### BRIEF
Find the lines containing the word "前部信号采集及促动控制模组" and copy every one of them.

### RECORDS FOR THE TASK
----

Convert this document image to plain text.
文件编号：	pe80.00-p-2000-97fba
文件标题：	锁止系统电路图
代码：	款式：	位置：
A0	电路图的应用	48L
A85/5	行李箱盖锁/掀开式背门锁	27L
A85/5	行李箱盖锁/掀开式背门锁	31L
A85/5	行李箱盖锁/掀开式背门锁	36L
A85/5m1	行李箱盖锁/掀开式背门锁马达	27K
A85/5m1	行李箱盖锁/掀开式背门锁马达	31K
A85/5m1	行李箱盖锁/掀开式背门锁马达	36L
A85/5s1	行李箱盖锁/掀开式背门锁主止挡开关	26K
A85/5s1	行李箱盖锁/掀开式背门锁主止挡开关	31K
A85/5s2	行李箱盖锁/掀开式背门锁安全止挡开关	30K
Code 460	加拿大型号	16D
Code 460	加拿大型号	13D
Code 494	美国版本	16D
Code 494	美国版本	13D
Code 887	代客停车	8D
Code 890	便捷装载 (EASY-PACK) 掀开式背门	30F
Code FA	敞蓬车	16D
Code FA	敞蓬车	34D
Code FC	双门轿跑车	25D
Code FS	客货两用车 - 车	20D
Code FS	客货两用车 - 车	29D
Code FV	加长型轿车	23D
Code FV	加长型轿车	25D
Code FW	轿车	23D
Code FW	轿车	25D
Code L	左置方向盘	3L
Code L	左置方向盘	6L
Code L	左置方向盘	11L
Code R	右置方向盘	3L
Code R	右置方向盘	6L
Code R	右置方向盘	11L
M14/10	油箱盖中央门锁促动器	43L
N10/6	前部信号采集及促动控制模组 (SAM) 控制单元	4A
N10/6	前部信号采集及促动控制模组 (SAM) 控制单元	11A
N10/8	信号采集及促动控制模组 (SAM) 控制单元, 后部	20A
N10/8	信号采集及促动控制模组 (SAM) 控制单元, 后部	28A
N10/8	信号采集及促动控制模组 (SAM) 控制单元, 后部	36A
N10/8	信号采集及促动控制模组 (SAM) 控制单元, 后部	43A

----

### ANSWER TO THIS EXERCISE
N10/6	前部信号采集及促动控制模组 (SAM) 控制单元	4A
N10/6	前部信号采集及促动控制模组 (SAM) 控制单元	11A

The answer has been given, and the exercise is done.